Records from a dataset
....

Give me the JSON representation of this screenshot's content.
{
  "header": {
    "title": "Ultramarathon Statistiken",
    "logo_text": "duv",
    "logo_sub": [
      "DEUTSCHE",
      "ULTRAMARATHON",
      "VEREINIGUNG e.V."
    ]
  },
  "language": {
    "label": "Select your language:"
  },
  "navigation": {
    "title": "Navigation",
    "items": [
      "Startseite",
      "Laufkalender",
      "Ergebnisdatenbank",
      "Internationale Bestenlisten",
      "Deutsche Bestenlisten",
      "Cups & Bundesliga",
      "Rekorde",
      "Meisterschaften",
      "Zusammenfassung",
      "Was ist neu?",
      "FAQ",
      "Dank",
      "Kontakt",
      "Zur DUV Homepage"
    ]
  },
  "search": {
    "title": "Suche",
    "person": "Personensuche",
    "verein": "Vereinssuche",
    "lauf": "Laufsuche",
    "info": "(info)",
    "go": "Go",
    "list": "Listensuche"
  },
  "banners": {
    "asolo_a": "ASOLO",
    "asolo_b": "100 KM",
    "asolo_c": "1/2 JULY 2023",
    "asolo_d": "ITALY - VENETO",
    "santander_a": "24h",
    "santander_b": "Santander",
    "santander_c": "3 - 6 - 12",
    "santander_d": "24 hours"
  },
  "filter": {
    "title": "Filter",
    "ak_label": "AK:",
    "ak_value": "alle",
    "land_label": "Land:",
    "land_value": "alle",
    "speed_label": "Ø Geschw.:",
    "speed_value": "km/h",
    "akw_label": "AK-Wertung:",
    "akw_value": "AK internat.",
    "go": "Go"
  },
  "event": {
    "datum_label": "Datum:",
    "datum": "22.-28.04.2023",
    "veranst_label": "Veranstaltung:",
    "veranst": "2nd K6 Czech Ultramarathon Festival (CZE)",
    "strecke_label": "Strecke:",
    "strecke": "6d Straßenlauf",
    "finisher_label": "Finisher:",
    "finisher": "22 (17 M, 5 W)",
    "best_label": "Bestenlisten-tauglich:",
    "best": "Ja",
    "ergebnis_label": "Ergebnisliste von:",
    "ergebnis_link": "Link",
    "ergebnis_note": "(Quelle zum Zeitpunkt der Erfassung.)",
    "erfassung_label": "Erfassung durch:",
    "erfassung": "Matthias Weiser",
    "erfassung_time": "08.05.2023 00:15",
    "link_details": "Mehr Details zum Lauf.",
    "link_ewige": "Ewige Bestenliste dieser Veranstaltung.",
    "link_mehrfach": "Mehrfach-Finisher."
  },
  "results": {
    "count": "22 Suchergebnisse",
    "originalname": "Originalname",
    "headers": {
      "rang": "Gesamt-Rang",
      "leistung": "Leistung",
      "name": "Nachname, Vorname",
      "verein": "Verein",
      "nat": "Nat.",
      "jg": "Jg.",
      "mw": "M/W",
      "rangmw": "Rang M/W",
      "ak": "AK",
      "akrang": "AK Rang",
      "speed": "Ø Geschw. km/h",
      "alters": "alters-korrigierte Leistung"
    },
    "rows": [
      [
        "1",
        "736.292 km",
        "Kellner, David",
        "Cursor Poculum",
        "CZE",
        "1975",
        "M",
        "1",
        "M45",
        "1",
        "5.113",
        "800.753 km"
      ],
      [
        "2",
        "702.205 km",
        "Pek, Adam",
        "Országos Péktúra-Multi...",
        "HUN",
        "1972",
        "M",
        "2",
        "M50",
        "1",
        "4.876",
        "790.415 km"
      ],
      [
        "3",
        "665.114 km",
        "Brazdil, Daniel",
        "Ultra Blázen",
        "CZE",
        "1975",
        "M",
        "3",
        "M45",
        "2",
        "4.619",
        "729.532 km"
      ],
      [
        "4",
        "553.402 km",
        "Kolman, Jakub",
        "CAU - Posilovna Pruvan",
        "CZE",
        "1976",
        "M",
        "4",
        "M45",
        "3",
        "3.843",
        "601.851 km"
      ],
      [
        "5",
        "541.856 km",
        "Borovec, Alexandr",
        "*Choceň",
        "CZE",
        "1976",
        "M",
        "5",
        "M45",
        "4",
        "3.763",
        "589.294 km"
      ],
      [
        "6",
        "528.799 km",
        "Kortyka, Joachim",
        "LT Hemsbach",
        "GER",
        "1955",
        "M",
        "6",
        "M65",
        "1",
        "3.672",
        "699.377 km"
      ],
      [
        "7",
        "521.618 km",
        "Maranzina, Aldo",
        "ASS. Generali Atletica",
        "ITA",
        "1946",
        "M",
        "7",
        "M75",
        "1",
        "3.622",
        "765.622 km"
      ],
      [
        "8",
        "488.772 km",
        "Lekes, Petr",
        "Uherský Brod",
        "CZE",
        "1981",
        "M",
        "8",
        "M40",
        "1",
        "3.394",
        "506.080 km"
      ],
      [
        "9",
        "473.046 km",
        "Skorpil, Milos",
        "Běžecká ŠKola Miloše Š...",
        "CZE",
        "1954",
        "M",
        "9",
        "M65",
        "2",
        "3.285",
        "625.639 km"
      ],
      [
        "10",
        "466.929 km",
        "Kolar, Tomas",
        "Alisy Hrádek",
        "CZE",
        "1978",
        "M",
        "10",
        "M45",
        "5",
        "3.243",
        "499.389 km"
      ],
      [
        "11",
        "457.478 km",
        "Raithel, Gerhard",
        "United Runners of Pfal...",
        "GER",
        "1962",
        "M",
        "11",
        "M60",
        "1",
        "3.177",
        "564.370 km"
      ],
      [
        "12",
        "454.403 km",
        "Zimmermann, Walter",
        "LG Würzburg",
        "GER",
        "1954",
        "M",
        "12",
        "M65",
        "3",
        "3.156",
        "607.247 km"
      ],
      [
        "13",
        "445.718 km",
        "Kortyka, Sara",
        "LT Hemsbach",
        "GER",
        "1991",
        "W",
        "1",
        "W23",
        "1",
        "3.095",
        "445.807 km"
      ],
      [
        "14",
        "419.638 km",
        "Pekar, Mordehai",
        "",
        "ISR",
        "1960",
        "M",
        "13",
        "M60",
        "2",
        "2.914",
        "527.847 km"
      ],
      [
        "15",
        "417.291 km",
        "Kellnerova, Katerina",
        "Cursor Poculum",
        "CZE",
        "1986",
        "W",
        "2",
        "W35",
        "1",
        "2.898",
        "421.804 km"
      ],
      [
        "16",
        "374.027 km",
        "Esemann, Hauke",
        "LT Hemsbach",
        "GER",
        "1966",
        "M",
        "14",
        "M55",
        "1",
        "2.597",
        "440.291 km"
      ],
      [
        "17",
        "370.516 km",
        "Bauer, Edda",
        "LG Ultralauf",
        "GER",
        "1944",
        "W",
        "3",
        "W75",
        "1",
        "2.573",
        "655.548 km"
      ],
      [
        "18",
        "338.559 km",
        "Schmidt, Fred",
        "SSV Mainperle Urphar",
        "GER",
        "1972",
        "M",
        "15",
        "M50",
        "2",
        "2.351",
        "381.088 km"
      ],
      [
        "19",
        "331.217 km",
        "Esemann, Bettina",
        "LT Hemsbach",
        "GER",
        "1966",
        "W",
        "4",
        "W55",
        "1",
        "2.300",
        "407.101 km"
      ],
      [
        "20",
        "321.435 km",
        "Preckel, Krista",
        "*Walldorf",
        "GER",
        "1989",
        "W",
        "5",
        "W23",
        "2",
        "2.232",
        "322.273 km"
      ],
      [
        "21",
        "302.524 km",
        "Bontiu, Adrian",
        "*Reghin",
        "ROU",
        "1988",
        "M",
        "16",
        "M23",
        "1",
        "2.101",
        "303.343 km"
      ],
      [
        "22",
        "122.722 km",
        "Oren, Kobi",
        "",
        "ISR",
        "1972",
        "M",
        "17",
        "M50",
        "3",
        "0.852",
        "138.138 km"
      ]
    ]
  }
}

....

TASK OBJECTIVE: Repeat the data verbatim.

RESPONSE FOR THIS EXERCISE:
Give me the JSON representation of this screenshot's content.
{
  "header": {
    "title": "Ultramarathon Statistiken",
    "logo_text": "duv",
    "logo_sub": [
      "DEUTSCHE",
      "ULTRAMARATHON",
      "VEREINIGUNG e.V."
    ]
  },
  "language": {
    "label": "Select your language:"
  },
  "navigation": {
    "title": "Navigation",
    "items": [
      "Startseite",
      "Laufkalender",
      "Ergebnisdatenbank",
      "Internationale Bestenlisten",
      "Deutsche Bestenlisten",
      "Cups & Bundesliga",
      "Rekorde",
      "Meisterschaften",
      "Zusammenfassung",
      "Was ist neu?",
      "FAQ",
      "Dank",
      "Kontakt",
      "Zur DUV Homepage"
    ]
  },
  "search": {
    "title": "Suche",
    "person": "Personensuche",
    "verein": "Vereinssuche",
    "lauf": "Laufsuche",
    "info": "(info)",
    "go": "Go",
    "list": "Listensuche"
  },
  "banners": {
    "asolo_a": "ASOLO",
    "asolo_b": "100 KM",
    "asolo_c": "1/2 JULY 2023",
    "asolo_d": "ITALY - VENETO",
    "santander_a": "24h",
    "santander_b": "Santander",
    "santander_c": "3 - 6 - 12",
    "santander_d": "24 hours"
  },
  "filter": {
    "title": "Filter",
    "ak_label": "AK:",
    "ak_value": "alle",
    "land_label": "Land:",
    "land_value": "alle",
    "speed_label": "Ø Geschw.:",
    "speed_value": "km/h",
    "akw_label": "AK-Wertung:",
    "akw_value": "AK internat.",
    "go": "Go"
  },
  "event": {
    "datum_label": "Datum:",
    "datum": "22.-28.04.2023",
    "veranst_label": "Veranstaltung:",
    "veranst": "2nd K6 Czech Ultramarathon Festival (CZE)",
    "strecke_label": "Strecke:",
    "strecke": "6d Straßenlauf",
    "finisher_label": "Finisher:",
    "finisher": "22 (17 M, 5 W)",
    "best_label": "Bestenlisten-tauglich:",
    "best": "Ja",
    "ergebnis_label": "Ergebnisliste von:",
    "ergebnis_link": "Link",
    "ergebnis_note": "(Quelle zum Zeitpunkt der Erfassung.)",
    "erfassung_label": "Erfassung durch:",
    "erfassung": "Matthias Weiser",
    "erfassung_time": "08.05.2023 00:15",
    "link_details": "Mehr Details zum Lauf.",
    "link_ewige": "Ewige Bestenliste dieser Veranstaltung.",
    "link_mehrfach": "Mehrfach-Finisher."
  },
  "results": {
    "count": "22 Suchergebnisse",
    "originalname": "Originalname",
    "headers": {
      "rang": "Gesamt-Rang",
      "leistung": "Leistung",
      "name": "Nachname, Vorname",
      "verein": "Verein",
      "nat": "Nat.",
      "jg": "Jg.",
      "mw": "M/W",
      "rangmw": "Rang M/W",
      "ak": "AK",
      "akrang": "AK Rang",
      "speed": "Ø Geschw. km/h",
      "alters": "alters-korrigierte Leistung"
    },
    "rows": [
      [
        "1",
        "736.292 km",
        "Kellner, David",
        "Cursor Poculum",
        "CZE",
        "1975",
        "M",
        "1",
        "M45",
        "1",
        "5.113",
        "800.753 km"
      ],
      [
        "2",
        "702.205 km",
        "Pek, Adam",
        "Országos Péktúra-Multi...",
        "HUN",
        "1972",
        "M",
        "2",
        "M50",
        "1",
        "4.876",
        "790.415 km"
      ],
      [
        "3",
        "665.114 km",
        "Brazdil, Daniel",
        "Ultra Blázen",
        "CZE",
        "1975",
        "M",
        "3",
        "M45",
        "2",
        "4.619",
        "729.532 km"
      ],
      [
        "4",
        "553.402 km",
        "Kolman, Jakub",
        "CAU - Posilovna Pruvan",
        "CZE",
        "1976",
        "M",
        "4",
        "M45",
        "3",
        "3.843",
        "601.851 km"
      ],
      [
        "5",
        "541.856 km",
        "Borovec, Alexandr",
        "*Choceň",
        "CZE",
        "1976",
        "M",
        "5",
        "M45",
        "4",
        "3.763",
        "589.294 km"
      ],
      [
        "6",
        "528.799 km",
        "Kortyka, Joachim",
        "LT Hemsbach",
        "GER",
        "1955",
        "M",
        "6",
        "M65",
        "1",
        "3.672",
        "699.377 km"
      ],
      [
        "7",
        "521.618 km",
        "Maranzina, Aldo",
        "ASS. Generali Atletica",
        "ITA",
        "1946",
        "M",
        "7",
        "M75",
        "1",
        "3.622",
        "765.622 km"
      ],
      [
        "8",
        "488.772 km",
        "Lekes, Petr",
        "Uherský Brod",
        "CZE",
        "1981",
        "M",
        "8",
        "M40",
        "1",
        "3.394",
        "506.080 km"
      ],
      [
        "9",
        "473.046 km",
        "Skorpil, Milos",
        "Běžecká ŠKola Miloše Š...",
        "CZE",
        "1954",
        "M",
        "9",
        "M65",
        "2",
        "3.285",
        "625.639 km"
      ],
      [
        "10",
        "466.929 km",
        "Kolar, Tomas",
        "Alisy Hrádek",
        "CZE",
        "1978",
        "M",
        "10",
        "M45",
        "5",
        "3.243",
        "499.389 km"
      ],
      [
        "11",
        "457.478 km",
        "Raithel, Gerhard",
        "United Runners of Pfal...",
        "GER",
        "1962",
        "M",
        "11",
        "M60",
        "1",
        "3.177",
        "564.370 km"
      ],
      [
        "12",
        "454.403 km",
        "Zimmermann, Walter",
        "LG Würzburg",
        "GER",
        "1954",
        "M",
        "12",
        "M65",
        "3",
        "3.156",
        "607.247 km"
      ],
      [
        "13",
        "445.718 km",
        "Kortyka, Sara",
        "LT Hemsbach",
        "GER",
        "1991",
        "W",
        "1",
        "W23",
        "1",
        "3.095",
        "445.807 km"
      ],
      [
        "14",
        "419.638 km",
        "Pekar, Mordehai",
        "",
        "ISR",
        "1960",
        "M",
        "13",
        "M60",
        "2",
        "2.914",
        "527.847 km"
      ],
      [
        "15",
        "417.291 km",
        "Kellnerova, Katerina",
        "Cursor Poculum",
        "CZE",
        "1986",
        "W",
        "2",
        "W35",
        "1",
        "2.898",
        "421.804 km"
      ],
      [
        "16",
        "374.027 km",
        "Esemann, Hauke",
        "LT Hemsbach",
        "GER",
        "1966",
        "M",
        "14",
        "M55",
        "1",
        "2.597",
        "440.291 km"
      ],
      [
        "17",
        "370.516 km",
        "Bauer, Edda",
        "LG Ultralauf",
        "GER",
        "1944",
        "W",
        "3",
        "W75",
        "1",
        "2.573",
        "655.548 km"
      ],
      [
        "18",
        "338.559 km",
        "Schmidt, Fred",
        "SSV Mainperle Urphar",
        "GER",
        "1972",
        "M",
        "15",
        "M50",
        "2",
        "2.351",
        "381.088 km"
      ],
      [
        "19",
        "331.217 km",
        "Esemann, Bettina",
        "LT Hemsbach",
        "GER",
        "1966",
        "W",
        "4",
        "W55",
        "1",
        "2.300",
        "407.101 km"
      ],
      [
        "20",
        "321.435 km",
        "Preckel, Krista",
        "*Walldorf",
        "GER",
        "1989",
        "W",
        "5",
        "W23",
        "2",
        "2.232",
        "322.273 km"
      ],
      [
        "21",
        "302.524 km",
        "Bontiu, Adrian",
        "*Reghin",
        "ROU",
        "1988",
        "M",
        "16",
        "M23",
        "1",
        "2.101",
        "303.343 km"
      ],
      [
        "22",
        "122.722 km",
        "Oren, Kobi",
        "",
        "ISR",
        "1972",
        "M",
        "17",
        "M50",
        "3",
        "0.852",
        "138.138 km"
      ]
    ]
  }
}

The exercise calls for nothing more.